_Goal:_
Select the lines that contain "平方米或套" and copy each of them.

_Information provided:_
---
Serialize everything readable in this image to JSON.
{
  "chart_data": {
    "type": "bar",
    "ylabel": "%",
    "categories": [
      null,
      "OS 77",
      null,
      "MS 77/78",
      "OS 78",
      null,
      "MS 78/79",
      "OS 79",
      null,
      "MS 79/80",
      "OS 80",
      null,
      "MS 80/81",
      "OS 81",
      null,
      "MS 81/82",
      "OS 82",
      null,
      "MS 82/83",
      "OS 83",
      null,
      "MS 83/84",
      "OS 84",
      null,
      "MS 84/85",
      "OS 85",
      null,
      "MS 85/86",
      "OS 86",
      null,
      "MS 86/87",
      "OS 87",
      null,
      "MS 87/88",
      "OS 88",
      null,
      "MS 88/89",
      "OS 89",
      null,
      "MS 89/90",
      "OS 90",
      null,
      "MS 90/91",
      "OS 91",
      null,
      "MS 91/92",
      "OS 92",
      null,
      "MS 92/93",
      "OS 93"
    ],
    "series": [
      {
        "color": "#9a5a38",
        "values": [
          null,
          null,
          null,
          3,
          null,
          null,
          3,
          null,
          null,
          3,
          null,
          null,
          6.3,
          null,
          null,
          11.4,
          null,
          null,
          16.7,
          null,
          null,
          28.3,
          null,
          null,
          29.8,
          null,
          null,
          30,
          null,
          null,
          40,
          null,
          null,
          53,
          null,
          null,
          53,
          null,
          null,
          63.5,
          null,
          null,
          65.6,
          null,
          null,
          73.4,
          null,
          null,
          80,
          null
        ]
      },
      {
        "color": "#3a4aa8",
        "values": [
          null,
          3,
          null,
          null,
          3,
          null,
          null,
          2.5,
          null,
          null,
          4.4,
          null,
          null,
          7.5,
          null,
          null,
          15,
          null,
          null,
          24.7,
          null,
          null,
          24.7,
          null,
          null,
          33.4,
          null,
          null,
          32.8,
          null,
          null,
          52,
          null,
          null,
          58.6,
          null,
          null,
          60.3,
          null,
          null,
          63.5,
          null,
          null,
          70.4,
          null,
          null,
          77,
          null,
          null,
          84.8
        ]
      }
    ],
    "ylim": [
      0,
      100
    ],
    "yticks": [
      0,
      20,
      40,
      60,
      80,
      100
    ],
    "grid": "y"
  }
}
---
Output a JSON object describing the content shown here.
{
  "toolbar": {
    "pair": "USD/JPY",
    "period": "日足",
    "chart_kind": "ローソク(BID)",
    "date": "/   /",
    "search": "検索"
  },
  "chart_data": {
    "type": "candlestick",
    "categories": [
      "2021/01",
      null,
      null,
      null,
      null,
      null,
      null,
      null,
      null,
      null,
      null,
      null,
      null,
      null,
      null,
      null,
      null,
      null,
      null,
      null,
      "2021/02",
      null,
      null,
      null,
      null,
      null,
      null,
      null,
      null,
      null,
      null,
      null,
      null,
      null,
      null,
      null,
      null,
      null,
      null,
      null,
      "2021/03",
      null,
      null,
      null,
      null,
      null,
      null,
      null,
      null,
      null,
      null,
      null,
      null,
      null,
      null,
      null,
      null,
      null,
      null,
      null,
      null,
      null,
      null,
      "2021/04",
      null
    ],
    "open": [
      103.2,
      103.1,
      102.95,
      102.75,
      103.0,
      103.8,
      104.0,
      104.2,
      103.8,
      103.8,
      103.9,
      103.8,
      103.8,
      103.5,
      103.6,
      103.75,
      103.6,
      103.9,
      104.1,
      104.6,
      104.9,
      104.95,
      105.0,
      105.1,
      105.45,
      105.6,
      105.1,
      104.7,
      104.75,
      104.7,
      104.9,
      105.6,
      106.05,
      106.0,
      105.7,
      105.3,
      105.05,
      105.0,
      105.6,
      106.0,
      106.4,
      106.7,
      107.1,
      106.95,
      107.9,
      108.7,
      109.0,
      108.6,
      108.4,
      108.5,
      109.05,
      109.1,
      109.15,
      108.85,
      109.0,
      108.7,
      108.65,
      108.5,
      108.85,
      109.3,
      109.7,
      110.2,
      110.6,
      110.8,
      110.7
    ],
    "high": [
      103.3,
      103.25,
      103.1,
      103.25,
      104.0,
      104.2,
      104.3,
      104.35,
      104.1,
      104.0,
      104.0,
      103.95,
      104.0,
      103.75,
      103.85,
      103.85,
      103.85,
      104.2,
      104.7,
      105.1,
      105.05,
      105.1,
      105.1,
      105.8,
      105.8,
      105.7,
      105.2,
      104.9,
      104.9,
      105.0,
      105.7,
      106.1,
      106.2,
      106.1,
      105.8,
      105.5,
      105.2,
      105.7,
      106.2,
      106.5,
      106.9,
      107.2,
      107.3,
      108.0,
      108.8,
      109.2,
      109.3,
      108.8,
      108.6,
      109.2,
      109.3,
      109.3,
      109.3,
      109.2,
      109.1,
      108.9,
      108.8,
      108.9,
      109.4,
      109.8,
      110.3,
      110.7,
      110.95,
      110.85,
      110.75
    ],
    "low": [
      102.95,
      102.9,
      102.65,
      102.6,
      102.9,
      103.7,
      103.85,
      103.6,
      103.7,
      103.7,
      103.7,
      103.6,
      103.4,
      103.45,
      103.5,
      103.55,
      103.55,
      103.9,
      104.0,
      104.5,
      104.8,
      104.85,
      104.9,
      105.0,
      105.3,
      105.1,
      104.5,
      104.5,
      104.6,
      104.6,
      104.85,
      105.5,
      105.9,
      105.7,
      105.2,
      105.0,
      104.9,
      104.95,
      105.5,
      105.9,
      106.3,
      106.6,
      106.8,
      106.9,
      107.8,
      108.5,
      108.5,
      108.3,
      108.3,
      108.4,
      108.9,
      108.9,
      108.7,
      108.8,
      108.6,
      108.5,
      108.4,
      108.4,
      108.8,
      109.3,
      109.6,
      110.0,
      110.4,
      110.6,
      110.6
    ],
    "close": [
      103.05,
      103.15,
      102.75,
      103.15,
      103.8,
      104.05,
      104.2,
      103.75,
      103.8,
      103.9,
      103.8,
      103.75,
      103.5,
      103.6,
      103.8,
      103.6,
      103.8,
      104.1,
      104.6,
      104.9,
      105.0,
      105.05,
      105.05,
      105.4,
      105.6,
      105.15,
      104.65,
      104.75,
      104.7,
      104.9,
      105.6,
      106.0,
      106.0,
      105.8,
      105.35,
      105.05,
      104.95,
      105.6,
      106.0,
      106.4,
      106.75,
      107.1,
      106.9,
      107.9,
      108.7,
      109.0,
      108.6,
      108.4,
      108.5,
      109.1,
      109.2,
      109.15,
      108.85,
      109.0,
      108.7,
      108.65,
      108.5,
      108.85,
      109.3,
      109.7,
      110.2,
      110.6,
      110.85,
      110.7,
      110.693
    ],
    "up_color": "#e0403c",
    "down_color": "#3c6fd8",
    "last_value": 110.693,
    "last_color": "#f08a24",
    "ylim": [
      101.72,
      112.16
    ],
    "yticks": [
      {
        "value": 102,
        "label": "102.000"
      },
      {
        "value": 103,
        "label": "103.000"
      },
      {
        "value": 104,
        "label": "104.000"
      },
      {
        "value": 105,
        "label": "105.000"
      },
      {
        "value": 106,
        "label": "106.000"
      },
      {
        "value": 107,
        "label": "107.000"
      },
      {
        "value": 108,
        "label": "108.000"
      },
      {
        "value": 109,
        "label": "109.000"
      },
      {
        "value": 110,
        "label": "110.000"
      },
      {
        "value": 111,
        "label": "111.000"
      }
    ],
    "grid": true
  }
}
---
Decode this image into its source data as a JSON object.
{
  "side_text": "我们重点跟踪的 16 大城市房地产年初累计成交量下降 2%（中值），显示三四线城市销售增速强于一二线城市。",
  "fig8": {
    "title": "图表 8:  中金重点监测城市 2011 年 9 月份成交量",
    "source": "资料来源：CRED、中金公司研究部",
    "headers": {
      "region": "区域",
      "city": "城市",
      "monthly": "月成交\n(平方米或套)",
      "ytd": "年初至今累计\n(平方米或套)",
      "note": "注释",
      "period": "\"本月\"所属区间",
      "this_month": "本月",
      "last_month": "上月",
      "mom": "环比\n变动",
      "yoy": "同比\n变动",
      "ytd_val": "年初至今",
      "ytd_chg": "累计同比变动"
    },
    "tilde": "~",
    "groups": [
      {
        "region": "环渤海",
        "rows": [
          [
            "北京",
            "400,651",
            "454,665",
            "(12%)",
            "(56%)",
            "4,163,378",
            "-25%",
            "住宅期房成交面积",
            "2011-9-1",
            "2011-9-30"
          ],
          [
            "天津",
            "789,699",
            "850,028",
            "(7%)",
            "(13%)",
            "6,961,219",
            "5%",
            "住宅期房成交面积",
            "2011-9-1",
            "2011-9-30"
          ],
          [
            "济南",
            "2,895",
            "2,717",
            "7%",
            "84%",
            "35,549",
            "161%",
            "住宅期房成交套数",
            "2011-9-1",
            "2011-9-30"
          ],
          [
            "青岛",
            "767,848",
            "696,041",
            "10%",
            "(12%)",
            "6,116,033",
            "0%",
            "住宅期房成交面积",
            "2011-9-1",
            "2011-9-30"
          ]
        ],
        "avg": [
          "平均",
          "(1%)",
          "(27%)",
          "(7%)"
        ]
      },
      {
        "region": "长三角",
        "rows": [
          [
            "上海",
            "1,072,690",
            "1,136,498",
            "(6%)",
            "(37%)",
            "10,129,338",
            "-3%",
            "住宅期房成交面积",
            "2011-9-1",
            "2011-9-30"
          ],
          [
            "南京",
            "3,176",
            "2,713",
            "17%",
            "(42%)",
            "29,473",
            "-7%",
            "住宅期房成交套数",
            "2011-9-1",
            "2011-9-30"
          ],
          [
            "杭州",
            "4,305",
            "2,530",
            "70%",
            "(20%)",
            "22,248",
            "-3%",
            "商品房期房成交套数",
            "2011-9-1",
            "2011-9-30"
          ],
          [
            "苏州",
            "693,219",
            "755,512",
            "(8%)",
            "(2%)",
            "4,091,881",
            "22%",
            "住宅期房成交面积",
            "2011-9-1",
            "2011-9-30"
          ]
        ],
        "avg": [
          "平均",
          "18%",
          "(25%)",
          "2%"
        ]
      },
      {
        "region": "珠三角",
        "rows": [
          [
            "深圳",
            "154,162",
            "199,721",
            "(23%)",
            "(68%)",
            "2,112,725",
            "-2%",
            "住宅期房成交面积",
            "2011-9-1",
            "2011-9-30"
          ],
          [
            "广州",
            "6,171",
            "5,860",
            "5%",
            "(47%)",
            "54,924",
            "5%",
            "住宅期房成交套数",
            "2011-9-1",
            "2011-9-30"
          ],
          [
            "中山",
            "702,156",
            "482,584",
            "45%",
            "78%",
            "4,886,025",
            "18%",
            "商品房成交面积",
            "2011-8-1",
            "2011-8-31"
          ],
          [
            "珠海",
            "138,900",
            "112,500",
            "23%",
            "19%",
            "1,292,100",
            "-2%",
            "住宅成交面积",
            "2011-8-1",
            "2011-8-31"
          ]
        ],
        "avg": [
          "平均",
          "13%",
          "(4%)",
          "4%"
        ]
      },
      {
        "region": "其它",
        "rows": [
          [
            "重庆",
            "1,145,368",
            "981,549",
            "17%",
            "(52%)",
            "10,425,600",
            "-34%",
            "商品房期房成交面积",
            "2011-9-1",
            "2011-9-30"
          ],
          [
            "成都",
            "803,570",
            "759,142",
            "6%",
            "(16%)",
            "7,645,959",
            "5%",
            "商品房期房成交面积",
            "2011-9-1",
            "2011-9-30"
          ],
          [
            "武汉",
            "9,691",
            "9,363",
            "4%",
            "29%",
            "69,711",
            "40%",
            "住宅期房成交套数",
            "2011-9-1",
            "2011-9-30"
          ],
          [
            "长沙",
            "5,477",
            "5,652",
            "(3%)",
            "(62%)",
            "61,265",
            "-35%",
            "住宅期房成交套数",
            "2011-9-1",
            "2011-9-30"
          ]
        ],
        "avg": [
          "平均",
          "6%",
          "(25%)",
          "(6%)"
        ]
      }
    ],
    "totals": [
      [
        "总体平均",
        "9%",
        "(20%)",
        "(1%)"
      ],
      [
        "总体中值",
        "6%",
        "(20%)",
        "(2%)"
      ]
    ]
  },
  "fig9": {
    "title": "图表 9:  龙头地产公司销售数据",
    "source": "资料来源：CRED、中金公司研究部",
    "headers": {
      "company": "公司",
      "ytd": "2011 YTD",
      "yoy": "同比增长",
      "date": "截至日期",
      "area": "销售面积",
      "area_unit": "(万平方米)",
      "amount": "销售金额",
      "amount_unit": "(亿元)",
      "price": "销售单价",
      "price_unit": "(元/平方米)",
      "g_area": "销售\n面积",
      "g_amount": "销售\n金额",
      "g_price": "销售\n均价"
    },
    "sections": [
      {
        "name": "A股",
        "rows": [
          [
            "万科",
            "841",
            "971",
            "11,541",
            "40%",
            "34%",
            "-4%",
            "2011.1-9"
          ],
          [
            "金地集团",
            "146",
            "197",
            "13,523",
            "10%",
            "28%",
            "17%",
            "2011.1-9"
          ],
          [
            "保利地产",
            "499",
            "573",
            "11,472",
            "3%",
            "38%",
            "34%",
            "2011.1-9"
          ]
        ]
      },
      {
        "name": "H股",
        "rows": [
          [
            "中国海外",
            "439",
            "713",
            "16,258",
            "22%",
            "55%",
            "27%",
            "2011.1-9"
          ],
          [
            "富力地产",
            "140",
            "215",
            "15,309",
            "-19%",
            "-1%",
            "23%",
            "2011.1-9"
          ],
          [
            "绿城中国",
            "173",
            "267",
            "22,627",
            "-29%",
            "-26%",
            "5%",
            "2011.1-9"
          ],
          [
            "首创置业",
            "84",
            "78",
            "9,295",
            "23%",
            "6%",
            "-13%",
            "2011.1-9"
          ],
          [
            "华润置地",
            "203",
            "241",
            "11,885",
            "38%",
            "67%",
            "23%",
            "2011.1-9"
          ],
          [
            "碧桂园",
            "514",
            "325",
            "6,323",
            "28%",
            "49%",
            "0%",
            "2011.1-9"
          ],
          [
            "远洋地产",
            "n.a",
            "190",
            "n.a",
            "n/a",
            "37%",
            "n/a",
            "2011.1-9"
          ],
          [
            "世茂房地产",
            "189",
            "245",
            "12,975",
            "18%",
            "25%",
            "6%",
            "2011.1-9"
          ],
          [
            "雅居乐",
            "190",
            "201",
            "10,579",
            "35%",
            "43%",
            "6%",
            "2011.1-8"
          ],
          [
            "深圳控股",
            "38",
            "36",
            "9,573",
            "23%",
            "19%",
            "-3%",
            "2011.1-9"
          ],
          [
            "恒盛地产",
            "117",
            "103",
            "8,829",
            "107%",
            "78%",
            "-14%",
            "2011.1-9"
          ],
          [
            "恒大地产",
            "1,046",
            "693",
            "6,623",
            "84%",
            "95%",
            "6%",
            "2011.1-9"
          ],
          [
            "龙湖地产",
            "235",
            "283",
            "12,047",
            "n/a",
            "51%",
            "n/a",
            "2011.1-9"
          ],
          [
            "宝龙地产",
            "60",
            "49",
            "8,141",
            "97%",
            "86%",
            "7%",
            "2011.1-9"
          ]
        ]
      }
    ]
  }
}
---
_Expected output:_
      "monthly": "月成交\n(平方米或套)",
      "ytd": "年初至今累计\n(平方米或套)",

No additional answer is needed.